### Collected data entries

%%

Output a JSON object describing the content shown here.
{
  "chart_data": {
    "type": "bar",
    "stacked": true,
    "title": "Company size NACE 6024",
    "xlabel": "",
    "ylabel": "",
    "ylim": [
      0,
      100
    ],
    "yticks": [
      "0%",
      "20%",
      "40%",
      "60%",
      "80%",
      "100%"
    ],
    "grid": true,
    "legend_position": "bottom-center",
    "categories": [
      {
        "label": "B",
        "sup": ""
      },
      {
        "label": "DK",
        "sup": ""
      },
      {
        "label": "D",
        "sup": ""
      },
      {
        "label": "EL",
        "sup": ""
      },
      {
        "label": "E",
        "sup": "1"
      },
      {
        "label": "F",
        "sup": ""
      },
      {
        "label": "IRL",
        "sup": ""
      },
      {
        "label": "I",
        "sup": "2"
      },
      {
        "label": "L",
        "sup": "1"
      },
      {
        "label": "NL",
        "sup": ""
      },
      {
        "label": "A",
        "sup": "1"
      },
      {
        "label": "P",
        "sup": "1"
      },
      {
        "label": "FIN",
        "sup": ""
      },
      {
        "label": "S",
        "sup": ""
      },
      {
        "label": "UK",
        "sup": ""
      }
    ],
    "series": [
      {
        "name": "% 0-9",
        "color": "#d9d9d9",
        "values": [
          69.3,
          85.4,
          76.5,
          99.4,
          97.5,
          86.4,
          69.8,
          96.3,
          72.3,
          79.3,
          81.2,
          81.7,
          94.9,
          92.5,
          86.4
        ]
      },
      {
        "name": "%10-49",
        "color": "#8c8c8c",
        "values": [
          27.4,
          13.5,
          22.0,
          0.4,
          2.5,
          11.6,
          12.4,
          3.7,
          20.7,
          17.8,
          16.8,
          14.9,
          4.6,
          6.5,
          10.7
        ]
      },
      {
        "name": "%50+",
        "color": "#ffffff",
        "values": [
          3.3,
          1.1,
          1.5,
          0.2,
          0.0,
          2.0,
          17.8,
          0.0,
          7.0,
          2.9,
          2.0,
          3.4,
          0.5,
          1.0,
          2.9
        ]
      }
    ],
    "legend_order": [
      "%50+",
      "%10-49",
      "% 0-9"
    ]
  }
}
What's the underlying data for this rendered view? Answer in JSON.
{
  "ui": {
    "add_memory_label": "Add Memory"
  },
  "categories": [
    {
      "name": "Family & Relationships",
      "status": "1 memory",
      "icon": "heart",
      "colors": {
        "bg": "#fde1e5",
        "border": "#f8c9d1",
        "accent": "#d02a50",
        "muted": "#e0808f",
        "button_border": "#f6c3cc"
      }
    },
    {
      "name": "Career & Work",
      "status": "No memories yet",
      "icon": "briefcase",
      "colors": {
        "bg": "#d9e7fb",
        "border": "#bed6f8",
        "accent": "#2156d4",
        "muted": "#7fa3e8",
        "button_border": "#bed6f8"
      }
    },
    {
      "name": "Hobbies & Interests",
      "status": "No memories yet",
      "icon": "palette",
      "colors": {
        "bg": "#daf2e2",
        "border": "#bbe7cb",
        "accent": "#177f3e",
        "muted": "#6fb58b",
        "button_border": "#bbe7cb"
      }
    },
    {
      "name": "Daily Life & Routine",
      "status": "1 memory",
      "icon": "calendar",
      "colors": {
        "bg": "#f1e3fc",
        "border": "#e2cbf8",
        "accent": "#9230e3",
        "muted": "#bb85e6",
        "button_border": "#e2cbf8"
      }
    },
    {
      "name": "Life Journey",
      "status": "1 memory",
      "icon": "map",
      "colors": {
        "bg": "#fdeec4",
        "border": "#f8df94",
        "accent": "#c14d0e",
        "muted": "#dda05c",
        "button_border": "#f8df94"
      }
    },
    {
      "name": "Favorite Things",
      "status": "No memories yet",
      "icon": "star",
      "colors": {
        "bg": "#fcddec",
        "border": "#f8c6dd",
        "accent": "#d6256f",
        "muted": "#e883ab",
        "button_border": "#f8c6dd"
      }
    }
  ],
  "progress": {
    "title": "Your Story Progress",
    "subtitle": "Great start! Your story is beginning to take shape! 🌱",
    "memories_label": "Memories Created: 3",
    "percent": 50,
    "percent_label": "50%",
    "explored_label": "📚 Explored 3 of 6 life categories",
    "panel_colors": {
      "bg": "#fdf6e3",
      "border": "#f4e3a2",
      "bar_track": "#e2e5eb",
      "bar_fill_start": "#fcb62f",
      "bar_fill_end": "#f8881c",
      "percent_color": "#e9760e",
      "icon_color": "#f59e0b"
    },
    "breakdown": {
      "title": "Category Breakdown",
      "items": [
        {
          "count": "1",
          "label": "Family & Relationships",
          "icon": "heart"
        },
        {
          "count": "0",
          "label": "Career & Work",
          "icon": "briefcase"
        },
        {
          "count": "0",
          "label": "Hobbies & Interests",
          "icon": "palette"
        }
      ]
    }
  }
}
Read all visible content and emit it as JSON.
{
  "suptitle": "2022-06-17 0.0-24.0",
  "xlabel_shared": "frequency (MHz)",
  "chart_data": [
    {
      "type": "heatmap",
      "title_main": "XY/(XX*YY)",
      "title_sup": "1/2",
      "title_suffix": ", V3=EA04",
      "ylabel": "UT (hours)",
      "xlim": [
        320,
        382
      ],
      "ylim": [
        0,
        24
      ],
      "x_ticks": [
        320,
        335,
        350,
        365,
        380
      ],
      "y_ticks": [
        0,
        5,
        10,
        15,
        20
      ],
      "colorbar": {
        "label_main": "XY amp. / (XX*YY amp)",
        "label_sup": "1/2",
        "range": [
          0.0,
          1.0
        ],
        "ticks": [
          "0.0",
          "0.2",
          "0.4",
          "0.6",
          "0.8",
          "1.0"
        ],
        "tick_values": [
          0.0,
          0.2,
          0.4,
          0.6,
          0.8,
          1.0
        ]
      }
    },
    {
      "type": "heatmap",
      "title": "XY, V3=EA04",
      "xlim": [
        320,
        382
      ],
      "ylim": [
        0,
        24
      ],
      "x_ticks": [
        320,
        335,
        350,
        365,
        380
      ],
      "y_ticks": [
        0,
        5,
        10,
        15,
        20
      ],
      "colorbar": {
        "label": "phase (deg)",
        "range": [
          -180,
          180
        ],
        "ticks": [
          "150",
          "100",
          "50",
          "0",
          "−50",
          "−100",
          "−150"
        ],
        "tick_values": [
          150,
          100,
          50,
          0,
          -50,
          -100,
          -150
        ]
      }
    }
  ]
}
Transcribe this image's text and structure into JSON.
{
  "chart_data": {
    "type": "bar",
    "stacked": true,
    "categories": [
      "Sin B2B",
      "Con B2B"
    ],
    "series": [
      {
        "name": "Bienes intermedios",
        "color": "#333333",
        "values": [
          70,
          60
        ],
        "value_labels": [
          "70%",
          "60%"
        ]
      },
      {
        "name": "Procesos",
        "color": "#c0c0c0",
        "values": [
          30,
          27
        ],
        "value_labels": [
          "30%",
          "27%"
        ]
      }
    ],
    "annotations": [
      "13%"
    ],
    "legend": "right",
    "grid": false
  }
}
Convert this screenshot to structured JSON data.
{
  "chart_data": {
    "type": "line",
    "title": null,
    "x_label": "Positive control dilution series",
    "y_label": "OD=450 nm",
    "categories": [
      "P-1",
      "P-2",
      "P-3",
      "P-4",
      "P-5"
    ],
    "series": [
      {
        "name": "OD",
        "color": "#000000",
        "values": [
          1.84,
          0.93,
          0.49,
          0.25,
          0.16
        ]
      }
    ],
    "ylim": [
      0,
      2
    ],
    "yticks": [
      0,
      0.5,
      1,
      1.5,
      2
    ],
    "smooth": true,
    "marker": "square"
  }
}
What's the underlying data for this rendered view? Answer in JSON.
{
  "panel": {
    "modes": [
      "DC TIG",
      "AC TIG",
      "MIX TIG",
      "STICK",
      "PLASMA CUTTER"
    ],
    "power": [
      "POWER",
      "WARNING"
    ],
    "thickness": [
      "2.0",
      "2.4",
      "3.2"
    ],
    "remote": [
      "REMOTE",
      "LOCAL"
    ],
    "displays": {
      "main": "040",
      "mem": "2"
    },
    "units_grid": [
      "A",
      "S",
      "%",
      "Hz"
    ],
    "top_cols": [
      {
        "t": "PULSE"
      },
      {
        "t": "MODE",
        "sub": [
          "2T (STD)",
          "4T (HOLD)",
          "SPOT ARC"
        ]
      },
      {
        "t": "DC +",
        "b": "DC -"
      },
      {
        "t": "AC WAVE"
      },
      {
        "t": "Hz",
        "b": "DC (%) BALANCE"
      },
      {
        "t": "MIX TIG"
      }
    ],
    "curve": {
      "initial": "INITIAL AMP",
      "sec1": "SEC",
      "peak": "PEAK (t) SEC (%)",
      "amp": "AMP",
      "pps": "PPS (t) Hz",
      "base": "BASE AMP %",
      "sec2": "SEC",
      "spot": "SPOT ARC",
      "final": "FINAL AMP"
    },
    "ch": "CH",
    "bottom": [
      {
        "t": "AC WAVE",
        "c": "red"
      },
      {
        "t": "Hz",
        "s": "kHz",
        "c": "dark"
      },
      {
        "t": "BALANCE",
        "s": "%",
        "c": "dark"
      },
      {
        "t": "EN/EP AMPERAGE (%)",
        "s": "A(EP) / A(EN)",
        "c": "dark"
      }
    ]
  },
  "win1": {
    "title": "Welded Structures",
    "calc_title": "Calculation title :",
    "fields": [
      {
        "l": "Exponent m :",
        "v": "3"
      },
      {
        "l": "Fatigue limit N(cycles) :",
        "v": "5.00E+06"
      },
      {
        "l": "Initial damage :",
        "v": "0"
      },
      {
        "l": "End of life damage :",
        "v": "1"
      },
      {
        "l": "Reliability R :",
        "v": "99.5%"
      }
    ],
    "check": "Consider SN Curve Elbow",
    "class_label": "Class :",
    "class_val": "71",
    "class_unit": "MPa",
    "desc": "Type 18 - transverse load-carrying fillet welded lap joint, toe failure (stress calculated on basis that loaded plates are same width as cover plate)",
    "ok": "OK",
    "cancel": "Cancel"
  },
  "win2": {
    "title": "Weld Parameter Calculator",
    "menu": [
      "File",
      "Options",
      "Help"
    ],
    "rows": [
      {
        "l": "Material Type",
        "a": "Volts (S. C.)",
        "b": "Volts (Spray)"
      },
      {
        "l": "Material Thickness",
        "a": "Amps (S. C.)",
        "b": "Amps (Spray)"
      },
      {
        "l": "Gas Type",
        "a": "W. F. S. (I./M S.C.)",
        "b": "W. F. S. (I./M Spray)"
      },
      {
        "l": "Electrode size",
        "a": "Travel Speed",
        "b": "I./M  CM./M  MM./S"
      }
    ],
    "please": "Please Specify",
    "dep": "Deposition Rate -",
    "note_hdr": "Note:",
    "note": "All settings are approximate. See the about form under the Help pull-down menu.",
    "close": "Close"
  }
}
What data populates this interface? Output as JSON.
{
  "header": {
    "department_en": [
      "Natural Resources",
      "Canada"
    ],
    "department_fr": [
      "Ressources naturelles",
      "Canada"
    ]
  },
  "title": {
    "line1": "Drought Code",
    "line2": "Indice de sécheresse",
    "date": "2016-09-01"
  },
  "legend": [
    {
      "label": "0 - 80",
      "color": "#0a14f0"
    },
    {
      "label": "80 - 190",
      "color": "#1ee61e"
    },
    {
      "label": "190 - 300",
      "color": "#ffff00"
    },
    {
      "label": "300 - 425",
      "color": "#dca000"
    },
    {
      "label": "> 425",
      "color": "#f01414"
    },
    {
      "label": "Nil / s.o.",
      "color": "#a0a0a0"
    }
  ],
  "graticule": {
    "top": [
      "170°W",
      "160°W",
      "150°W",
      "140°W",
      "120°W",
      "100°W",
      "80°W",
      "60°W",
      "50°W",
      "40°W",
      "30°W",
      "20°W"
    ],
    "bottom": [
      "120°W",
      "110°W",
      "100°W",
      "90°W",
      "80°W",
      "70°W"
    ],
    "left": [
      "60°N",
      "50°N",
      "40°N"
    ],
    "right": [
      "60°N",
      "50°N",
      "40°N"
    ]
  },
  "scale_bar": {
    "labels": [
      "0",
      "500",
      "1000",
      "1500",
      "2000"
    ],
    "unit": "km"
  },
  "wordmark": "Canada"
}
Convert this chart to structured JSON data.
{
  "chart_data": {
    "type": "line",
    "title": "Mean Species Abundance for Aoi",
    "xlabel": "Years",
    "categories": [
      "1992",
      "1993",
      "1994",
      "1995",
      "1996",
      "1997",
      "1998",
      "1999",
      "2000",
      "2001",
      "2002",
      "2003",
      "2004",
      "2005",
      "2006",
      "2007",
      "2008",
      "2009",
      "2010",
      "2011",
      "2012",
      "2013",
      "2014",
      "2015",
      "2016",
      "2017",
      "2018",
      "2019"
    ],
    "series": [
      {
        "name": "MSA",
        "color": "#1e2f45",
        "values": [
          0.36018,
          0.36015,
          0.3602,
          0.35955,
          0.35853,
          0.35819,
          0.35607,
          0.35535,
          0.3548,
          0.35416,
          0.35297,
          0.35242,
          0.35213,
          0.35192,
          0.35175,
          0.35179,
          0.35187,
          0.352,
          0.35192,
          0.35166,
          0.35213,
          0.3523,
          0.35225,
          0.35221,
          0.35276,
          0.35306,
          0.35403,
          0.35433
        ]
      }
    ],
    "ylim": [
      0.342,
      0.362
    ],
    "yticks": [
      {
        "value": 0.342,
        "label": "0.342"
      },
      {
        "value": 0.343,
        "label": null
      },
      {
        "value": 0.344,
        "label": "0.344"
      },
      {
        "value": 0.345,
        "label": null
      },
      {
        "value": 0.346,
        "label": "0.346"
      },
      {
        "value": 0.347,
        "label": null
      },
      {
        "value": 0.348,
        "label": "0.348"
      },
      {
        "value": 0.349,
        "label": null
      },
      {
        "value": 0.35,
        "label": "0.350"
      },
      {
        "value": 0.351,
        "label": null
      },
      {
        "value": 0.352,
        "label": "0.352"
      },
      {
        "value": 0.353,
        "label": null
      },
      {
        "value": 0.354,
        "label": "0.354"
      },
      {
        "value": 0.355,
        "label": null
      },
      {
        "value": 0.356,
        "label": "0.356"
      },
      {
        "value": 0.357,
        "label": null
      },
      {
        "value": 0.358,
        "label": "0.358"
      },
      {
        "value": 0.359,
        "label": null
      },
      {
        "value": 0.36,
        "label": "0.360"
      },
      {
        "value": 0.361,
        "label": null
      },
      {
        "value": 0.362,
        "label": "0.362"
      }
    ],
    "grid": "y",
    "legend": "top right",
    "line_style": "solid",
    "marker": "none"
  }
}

%%

### WHAT IS EXPECTED
Review the material and copy each line in which the word "muted" appears.

### OUTPUT
        "muted": "#e0808f",
        "muted": "#7fa3e8",
        "muted": "#6fb58b",
        "muted": "#bb85e6",
        "muted": "#dda05c",
        "muted": "#e883ab",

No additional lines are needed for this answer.